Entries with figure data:

:::::

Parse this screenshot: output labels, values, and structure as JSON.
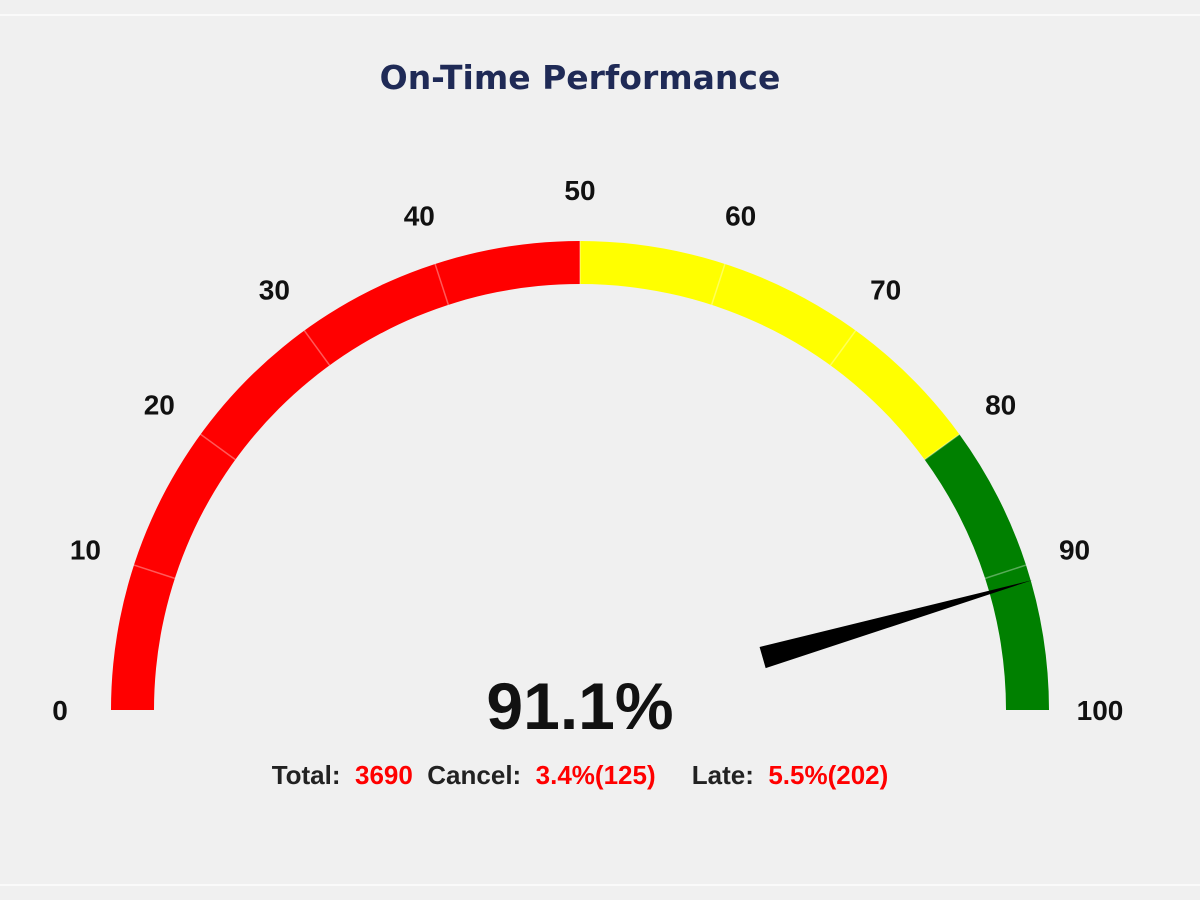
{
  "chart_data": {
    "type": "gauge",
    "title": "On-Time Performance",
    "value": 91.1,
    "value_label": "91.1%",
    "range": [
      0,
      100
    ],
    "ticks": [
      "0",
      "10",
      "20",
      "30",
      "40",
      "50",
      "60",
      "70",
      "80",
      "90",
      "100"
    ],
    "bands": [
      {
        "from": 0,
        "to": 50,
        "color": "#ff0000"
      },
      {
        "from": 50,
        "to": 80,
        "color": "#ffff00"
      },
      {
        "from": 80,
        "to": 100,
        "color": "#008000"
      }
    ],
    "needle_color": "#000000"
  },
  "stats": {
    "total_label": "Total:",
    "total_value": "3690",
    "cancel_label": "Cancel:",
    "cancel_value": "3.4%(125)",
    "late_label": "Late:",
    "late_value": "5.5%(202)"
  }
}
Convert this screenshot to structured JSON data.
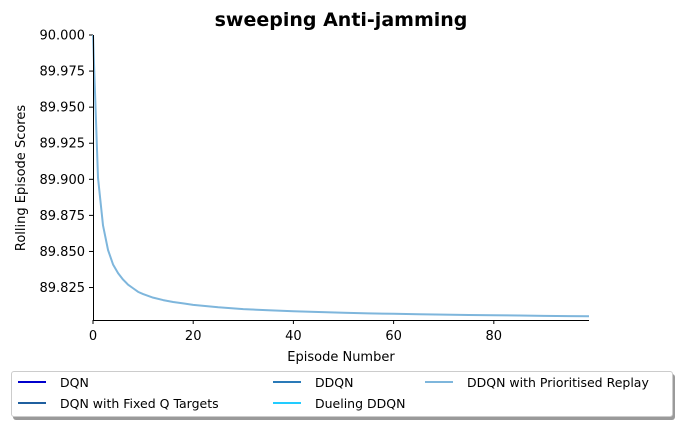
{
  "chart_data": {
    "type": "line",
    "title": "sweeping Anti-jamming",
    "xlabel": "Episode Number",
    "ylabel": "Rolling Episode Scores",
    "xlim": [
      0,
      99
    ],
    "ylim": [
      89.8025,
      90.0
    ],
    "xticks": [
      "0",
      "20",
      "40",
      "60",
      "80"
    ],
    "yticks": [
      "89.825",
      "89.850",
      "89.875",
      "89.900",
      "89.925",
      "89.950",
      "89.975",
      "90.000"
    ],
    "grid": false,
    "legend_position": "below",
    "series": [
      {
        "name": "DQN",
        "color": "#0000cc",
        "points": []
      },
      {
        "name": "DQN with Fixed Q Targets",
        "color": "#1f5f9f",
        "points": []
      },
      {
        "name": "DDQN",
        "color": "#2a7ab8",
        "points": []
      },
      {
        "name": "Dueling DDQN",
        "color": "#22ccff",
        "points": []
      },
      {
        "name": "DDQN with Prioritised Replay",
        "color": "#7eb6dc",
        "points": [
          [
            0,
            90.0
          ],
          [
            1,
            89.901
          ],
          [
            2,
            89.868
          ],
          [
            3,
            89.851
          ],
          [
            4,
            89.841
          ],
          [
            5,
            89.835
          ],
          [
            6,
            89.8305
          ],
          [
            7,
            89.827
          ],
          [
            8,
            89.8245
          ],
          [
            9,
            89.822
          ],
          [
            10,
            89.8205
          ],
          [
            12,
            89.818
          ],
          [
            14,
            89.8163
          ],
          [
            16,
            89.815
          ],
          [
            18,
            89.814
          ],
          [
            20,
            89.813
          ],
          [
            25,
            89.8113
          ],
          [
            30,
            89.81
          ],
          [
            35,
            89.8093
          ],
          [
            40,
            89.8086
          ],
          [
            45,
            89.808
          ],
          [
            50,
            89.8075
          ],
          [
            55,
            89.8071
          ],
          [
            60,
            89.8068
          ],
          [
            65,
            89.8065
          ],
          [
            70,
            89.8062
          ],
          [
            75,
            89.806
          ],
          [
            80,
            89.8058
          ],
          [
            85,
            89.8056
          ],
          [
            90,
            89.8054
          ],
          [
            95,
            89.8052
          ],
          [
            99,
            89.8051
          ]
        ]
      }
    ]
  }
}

:::::

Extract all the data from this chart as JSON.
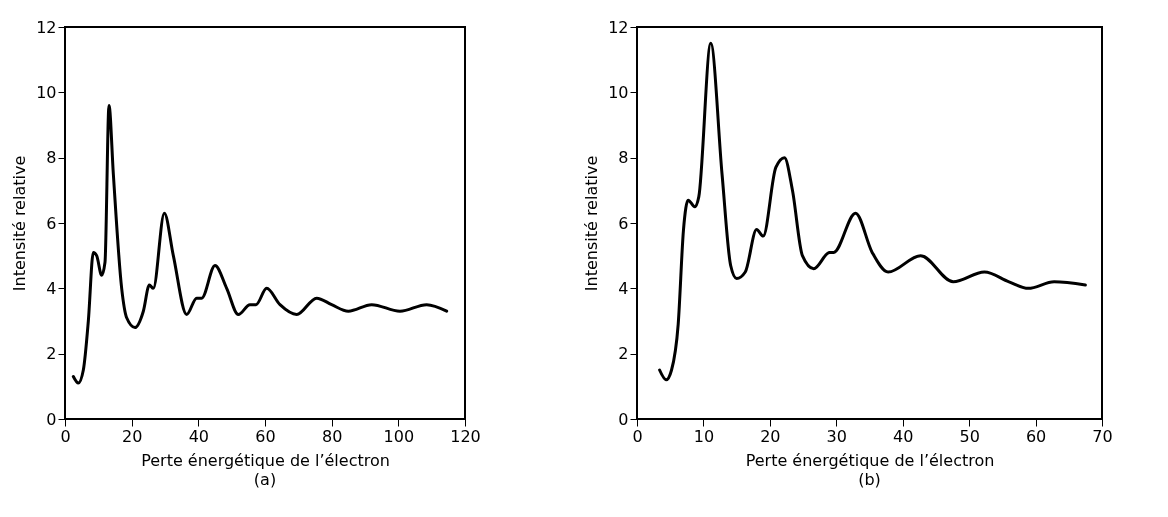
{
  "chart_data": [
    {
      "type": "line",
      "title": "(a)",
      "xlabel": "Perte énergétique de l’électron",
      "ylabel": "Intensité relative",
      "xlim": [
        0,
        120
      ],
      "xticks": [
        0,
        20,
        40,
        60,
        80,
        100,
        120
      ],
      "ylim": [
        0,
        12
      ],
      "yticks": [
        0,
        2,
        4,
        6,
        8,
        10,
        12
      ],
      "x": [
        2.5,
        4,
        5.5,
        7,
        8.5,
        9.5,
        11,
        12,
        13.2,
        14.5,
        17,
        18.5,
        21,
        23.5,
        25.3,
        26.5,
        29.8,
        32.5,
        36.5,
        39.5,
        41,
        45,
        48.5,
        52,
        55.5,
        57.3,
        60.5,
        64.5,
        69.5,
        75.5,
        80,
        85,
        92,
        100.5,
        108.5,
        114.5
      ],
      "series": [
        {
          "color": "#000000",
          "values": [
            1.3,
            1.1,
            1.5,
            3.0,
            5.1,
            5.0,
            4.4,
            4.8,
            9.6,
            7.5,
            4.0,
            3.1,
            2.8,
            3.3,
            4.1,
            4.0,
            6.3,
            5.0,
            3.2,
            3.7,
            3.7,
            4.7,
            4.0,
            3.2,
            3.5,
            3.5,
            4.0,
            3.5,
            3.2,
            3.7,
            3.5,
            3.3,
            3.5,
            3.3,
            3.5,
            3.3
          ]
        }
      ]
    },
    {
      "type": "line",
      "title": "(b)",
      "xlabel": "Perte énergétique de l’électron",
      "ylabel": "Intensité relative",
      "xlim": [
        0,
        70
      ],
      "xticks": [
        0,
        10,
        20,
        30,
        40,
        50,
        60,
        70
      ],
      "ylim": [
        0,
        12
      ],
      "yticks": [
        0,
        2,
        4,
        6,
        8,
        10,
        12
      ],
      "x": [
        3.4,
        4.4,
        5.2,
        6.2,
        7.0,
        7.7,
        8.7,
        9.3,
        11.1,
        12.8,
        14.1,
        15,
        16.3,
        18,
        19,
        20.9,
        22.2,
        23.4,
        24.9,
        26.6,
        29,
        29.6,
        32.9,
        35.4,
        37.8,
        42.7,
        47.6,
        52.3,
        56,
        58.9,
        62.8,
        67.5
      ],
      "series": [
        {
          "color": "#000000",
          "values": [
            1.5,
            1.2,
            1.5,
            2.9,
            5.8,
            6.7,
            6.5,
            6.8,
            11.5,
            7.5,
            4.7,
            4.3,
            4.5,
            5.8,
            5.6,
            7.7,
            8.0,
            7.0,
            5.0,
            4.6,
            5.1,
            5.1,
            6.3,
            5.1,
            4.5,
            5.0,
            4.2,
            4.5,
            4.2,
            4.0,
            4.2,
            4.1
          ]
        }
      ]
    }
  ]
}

:::::

Check each line above for "from" and return the ones that have it.

**Complete output:**
        "from": 0,
        "from": 50,
        "from": 80,
Extract all the data from this chart as JSON.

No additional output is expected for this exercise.